◆ EXERCISE REQUIREMENTS
Leave out the pictures and return every entry exactly as it appears.

◆ RECORDS SUPPLIED
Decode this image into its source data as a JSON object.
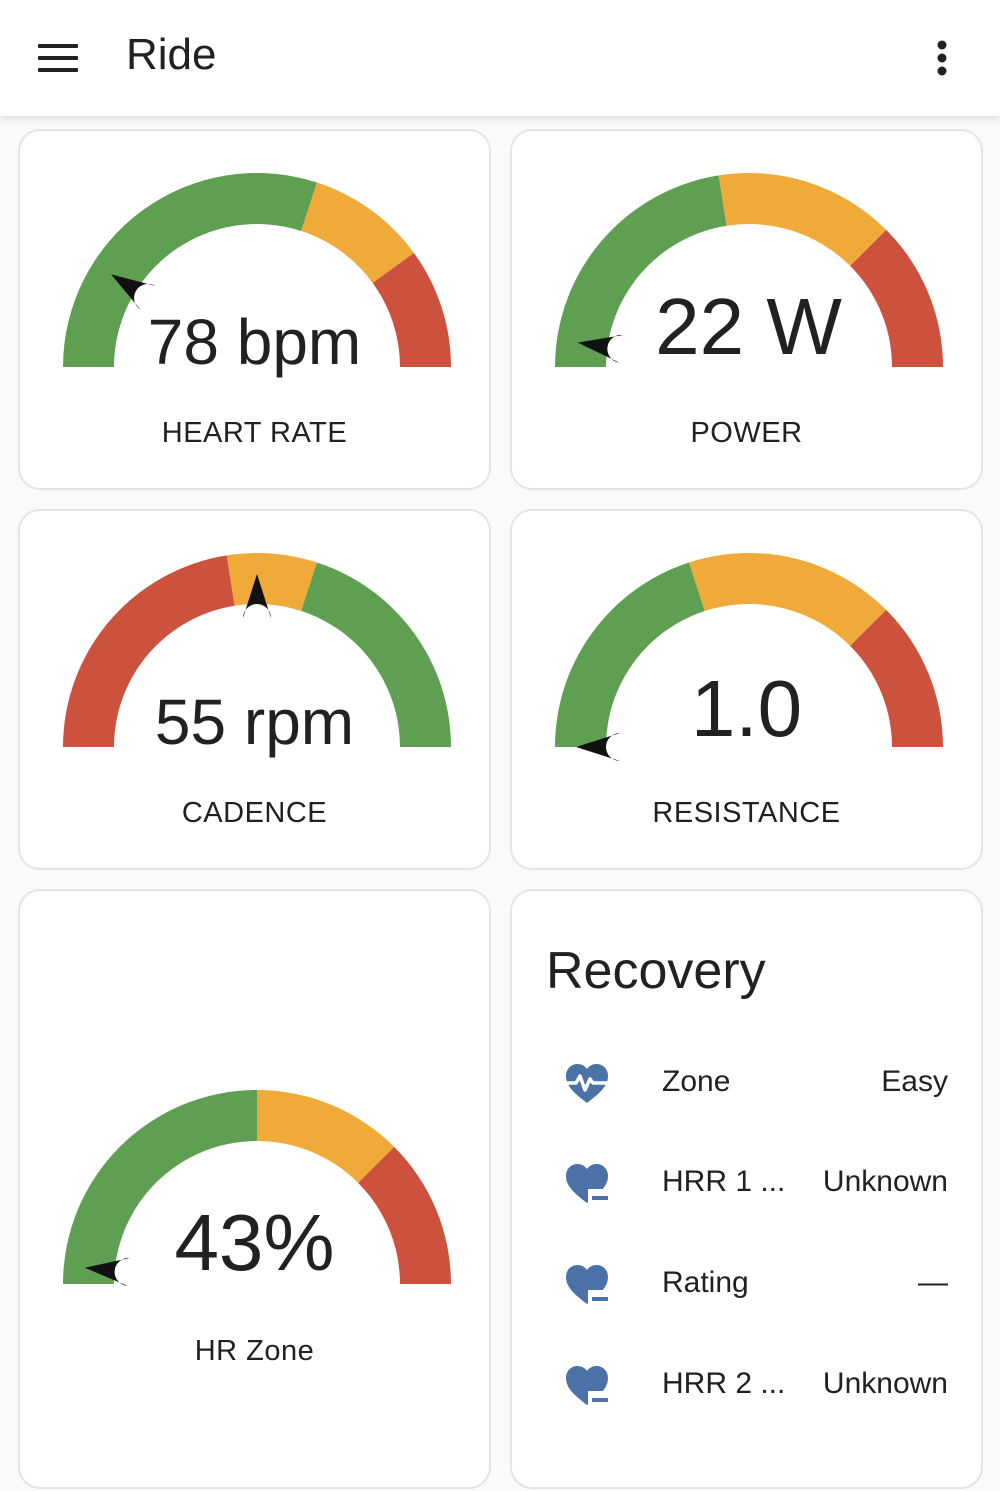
{
  "app_bar": {
    "title": "Ride",
    "menu_icon": "menu-icon",
    "more_icon": "more-vert-icon"
  },
  "colors": {
    "green": "#5f9f51",
    "orange": "#f0aa3a",
    "red": "#cc523e",
    "needle": "#111111",
    "icon_blue": "#4a72a6"
  },
  "gauges": [
    {
      "id": "heart-rate",
      "value": "78 bpm",
      "label": "HEART RATE",
      "needle": 0.18,
      "segments": [
        {
          "to": 0.6,
          "color": "green"
        },
        {
          "to": 0.8,
          "color": "orange"
        },
        {
          "to": 1.0,
          "color": "red"
        }
      ]
    },
    {
      "id": "power",
      "value": "22 W",
      "label": "POWER",
      "needle": 0.045,
      "segments": [
        {
          "to": 0.45,
          "color": "green"
        },
        {
          "to": 0.75,
          "color": "orange"
        },
        {
          "to": 1.0,
          "color": "red"
        }
      ]
    },
    {
      "id": "cadence",
      "value": "55 rpm",
      "label": "CADENCE",
      "needle": 0.5,
      "segments": [
        {
          "to": 0.45,
          "color": "red"
        },
        {
          "to": 0.6,
          "color": "orange"
        },
        {
          "to": 1.0,
          "color": "green"
        }
      ]
    },
    {
      "id": "resistance",
      "value": "1.0",
      "label": "RESISTANCE",
      "needle": 0.0,
      "segments": [
        {
          "to": 0.4,
          "color": "green"
        },
        {
          "to": 0.75,
          "color": "orange"
        },
        {
          "to": 1.0,
          "color": "red"
        }
      ]
    },
    {
      "id": "hr-zone",
      "value": "43%",
      "label": "HR Zone",
      "needle": 0.03,
      "segments": [
        {
          "to": 0.5,
          "color": "green"
        },
        {
          "to": 0.75,
          "color": "orange"
        },
        {
          "to": 1.0,
          "color": "red"
        }
      ]
    }
  ],
  "recovery": {
    "title": "Recovery",
    "rows": [
      {
        "icon": "heart-pulse-icon",
        "name": "Zone",
        "value": "Easy"
      },
      {
        "icon": "heart-minus-icon",
        "name": "HRR 1 ...",
        "value": "Unknown"
      },
      {
        "icon": "heart-minus-icon",
        "name": "Rating",
        "value": "—"
      },
      {
        "icon": "heart-minus-icon",
        "name": "HRR 2 ...",
        "value": "Unknown"
      }
    ]
  }
}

◆ OUTPUT OF THE TASK
Decode this image into its source data as a JSON object.
{
  "app_bar": {
    "title": "Ride",
    "menu_icon": "menu-icon",
    "more_icon": "more-vert-icon"
  },
  "colors": {
    "green": "#5f9f51",
    "orange": "#f0aa3a",
    "red": "#cc523e",
    "needle": "#111111",
    "icon_blue": "#4a72a6"
  },
  "gauges": [
    {
      "id": "heart-rate",
      "value": "78 bpm",
      "label": "HEART RATE",
      "needle": 0.18,
      "segments": [
        {
          "to": 0.6,
          "color": "green"
        },
        {
          "to": 0.8,
          "color": "orange"
        },
        {
          "to": 1.0,
          "color": "red"
        }
      ]
    },
    {
      "id": "power",
      "value": "22 W",
      "label": "POWER",
      "needle": 0.045,
      "segments": [
        {
          "to": 0.45,
          "color": "green"
        },
        {
          "to": 0.75,
          "color": "orange"
        },
        {
          "to": 1.0,
          "color": "red"
        }
      ]
    },
    {
      "id": "cadence",
      "value": "55 rpm",
      "label": "CADENCE",
      "needle": 0.5,
      "segments": [
        {
          "to": 0.45,
          "color": "red"
        },
        {
          "to": 0.6,
          "color": "orange"
        },
        {
          "to": 1.0,
          "color": "green"
        }
      ]
    },
    {
      "id": "resistance",
      "value": "1.0",
      "label": "RESISTANCE",
      "needle": 0.0,
      "segments": [
        {
          "to": 0.4,
          "color": "green"
        },
        {
          "to": 0.75,
          "color": "orange"
        },
        {
          "to": 1.0,
          "color": "red"
        }
      ]
    },
    {
      "id": "hr-zone",
      "value": "43%",
      "label": "HR Zone",
      "needle": 0.03,
      "segments": [
        {
          "to": 0.5,
          "color": "green"
        },
        {
          "to": 0.75,
          "color": "orange"
        },
        {
          "to": 1.0,
          "color": "red"
        }
      ]
    }
  ],
  "recovery": {
    "title": "Recovery",
    "rows": [
      {
        "icon": "heart-pulse-icon",
        "name": "Zone",
        "value": "Easy"
      },
      {
        "icon": "heart-minus-icon",
        "name": "HRR 1 ...",
        "value": "Unknown"
      },
      {
        "icon": "heart-minus-icon",
        "name": "Rating",
        "value": "—"
      },
      {
        "icon": "heart-minus-icon",
        "name": "HRR 2 ...",
        "value": "Unknown"
      }
    ]
  }
}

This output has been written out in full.